Hou Tao Jan. 14, 2025, 8:13 a.m. UTC
From: Hou Tao <houtao1@huawei.com>

Under PREEMPT_RT, it is not safe to use GPF_ATOMIC kmalloc when
preemption or irq is disabled. The following warning is reported when
running test_progs under PREEMPT_RT:

  BUG: sleeping function called from invalid context at kernel/locking/spinlock_rt.c:48
  in_atomic(): 1, irqs_disabled(): 1, non_block: 0, pid: 675, name: test_progs
  preempt_count: 1, expected: 0
  RCU nest depth: 0, expected: 0
  2 locks held by test_progs/675:
   #0: ffffffff864b0240 (rcu_read_lock_trace){....}-{0:0}, at: bpf_prog_test_run_syscall+0x2c0/0x830
   #1: ffff8881f4ec40c8 ((&c->lock)){....}-{2:2}, at: ___slab_alloc+0xbc/0x1280
  Preemption disabled at:
  [<ffffffff8175ae2b>] __bpf_async_init+0xbb/0xb10
  CPU: 1 UID: 0 PID: 675 Comm: test_progs Tainted: G           O       6.12.0+ #11
  Tainted: [O]=OOT_MODULE
  Hardware name: QEMU Standard PC (i440FX + PIIX, 1996) ...

■ Short exercise 1 ■
Decide whether each statement agrees with the patch excerpt, answering yes or no and quoting the words from it that settle the matter. (a) The warning appeared while test_progs was running under PREEMPT_RT. (b) The report lists three locks held by test_progs/675. (c) The hardware named in the report is a QEMU Standard PC.
■ Short exercise 2 ■
Reproduce the patch excerpt verbatim, starting at "BUG: sleeping function" and ending at "PIIX, 1996) ...".

■ Record list ■
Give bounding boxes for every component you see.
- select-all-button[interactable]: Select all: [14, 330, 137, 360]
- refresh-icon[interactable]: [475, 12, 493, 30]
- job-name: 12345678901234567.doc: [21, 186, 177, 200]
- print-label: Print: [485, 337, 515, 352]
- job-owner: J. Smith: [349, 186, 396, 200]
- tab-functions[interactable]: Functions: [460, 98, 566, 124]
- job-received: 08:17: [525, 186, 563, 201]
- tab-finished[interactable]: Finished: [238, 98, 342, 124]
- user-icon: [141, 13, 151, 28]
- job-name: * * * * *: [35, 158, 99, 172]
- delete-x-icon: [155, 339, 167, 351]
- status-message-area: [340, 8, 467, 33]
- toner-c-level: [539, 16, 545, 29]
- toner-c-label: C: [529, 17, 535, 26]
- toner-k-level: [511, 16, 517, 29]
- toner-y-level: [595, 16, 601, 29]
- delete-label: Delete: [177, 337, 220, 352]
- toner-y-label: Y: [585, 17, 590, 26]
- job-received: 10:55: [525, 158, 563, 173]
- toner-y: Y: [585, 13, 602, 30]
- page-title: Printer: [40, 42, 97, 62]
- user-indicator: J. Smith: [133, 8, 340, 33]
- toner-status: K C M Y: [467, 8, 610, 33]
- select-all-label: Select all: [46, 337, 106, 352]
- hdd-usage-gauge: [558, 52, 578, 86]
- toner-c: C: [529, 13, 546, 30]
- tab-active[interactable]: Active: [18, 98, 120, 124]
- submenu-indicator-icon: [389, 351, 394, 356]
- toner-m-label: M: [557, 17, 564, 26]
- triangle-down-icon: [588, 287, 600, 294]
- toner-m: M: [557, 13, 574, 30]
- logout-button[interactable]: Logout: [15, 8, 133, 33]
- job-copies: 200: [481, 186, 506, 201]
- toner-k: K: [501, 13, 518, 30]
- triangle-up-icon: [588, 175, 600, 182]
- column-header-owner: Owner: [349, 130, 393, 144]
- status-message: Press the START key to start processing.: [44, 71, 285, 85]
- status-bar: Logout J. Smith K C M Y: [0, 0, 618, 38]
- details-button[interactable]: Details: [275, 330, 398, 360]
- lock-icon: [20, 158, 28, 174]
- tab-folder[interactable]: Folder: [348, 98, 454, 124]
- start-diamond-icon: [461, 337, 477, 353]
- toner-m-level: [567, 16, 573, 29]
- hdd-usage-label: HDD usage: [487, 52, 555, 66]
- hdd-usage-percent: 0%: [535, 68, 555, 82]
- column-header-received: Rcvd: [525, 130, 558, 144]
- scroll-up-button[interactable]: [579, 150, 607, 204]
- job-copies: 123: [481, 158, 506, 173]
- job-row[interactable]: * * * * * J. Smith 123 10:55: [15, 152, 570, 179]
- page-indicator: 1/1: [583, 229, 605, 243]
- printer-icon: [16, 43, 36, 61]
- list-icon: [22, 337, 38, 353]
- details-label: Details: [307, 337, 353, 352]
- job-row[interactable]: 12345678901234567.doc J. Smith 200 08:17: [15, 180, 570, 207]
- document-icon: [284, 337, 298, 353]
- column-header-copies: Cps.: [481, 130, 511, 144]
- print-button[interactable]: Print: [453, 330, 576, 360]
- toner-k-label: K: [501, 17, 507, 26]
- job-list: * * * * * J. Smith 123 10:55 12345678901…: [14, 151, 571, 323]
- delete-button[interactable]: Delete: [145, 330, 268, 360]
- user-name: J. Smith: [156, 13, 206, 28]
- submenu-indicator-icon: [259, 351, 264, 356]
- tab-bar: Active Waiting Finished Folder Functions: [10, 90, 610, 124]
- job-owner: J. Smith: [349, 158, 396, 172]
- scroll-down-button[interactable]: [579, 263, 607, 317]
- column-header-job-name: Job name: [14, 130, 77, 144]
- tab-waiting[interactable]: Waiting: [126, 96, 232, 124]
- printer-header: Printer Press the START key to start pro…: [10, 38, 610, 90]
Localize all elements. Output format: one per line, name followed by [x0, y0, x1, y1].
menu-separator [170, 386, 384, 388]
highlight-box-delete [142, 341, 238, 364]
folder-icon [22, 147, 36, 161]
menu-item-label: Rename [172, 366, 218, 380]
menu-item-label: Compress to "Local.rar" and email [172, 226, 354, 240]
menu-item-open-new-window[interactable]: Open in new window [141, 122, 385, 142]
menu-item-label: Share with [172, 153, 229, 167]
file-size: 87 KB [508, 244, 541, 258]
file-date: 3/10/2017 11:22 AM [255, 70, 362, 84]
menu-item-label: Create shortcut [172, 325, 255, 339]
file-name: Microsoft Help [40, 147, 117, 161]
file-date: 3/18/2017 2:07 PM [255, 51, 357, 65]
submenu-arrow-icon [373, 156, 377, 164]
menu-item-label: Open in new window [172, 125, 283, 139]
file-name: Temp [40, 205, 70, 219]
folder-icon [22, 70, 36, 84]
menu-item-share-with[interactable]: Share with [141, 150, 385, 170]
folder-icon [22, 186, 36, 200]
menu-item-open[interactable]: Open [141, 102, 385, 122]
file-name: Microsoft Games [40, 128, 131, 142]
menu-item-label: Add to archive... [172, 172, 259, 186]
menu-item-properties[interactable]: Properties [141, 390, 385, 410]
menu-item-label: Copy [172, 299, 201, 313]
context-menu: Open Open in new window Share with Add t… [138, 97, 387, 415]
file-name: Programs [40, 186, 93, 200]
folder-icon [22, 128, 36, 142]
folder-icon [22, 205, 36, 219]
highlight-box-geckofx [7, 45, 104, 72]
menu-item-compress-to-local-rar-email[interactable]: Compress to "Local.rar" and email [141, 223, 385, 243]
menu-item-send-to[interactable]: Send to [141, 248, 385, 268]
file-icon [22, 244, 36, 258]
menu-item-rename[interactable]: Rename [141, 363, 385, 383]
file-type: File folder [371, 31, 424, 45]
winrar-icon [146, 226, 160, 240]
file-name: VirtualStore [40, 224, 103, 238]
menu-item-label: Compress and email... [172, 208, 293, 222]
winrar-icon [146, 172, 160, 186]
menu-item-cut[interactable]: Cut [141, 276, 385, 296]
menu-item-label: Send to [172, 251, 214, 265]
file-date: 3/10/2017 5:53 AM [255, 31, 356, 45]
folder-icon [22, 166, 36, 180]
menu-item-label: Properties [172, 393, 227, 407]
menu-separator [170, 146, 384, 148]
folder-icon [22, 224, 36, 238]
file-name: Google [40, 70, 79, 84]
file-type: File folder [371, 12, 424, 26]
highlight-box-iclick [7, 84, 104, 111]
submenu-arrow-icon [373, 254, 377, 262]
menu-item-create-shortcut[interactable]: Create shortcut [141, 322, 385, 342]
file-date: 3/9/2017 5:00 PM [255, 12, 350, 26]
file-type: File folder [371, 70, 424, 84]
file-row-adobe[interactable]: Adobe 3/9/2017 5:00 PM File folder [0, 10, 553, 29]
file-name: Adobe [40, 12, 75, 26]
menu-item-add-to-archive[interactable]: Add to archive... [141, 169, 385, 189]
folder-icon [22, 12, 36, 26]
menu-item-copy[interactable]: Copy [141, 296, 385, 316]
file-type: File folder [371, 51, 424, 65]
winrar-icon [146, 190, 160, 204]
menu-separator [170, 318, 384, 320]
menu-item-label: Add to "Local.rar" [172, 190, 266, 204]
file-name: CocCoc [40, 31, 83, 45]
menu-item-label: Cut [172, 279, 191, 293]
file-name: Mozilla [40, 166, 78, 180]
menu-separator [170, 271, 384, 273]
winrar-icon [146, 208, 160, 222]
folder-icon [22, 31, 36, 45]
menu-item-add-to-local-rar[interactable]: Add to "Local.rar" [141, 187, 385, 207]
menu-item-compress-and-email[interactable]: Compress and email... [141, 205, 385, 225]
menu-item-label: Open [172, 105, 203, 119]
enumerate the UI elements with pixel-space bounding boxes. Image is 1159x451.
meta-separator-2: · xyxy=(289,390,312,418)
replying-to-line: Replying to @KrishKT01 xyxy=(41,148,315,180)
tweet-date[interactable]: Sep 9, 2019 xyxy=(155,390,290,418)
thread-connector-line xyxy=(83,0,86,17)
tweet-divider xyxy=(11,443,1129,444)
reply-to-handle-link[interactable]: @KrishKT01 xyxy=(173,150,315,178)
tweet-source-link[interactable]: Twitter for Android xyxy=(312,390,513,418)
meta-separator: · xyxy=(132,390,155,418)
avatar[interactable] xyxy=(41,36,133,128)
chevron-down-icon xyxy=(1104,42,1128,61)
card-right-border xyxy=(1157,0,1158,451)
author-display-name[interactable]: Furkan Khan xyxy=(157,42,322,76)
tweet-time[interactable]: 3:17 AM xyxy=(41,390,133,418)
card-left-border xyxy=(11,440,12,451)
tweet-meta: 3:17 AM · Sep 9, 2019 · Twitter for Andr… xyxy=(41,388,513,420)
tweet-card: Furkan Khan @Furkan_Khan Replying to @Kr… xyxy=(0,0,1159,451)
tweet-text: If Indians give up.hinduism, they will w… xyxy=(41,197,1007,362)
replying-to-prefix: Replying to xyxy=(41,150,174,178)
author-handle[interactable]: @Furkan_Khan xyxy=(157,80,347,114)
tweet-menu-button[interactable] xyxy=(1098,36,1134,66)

■ Full output 1 ■
(a) Yes: "The following warning is reported when running test_progs under PREEMPT_RT"
(b) No: "2 locks held by test_progs/675"
(c) Yes: "Hardware name: QEMU Standard PC (i440FX + PIIX, 1996)"

■ Full output 2 ■
BUG: sleeping function called from invalid context at kernel/locking/spinlock_rt.c:48
  in_atomic(): 1, irqs_disabled(): 1, non_block: 0, pid: 675, name: test_progs
  preempt_count: 1, expected: 0
  RCU nest depth: 0, expected: 0
  2 locks held by test_progs/675:
   #0: ffffffff864b0240 (rcu_read_lock_trace){....}-{0:0}, at: bpf_prog_test_run_syscall+0x2c0/0x830
   #1: ffff8881f4ec40c8 ((&c->lock)){....}-{2:2}, at: ___slab_alloc+0xbc/0x1280
  Preemption disabled at:
  [<ffffffff8175ae2b>] __bpf_async_init+0xbb/0xb10
  CPU: 1 UID: 0 PID: 675 Comm: test_progs Tainted: G           O       6.12.0+ #11
  Tainted: [O]=OOT_MODULE
  Hardware name: QEMU Standard PC (i440FX + PIIX, 1996) ...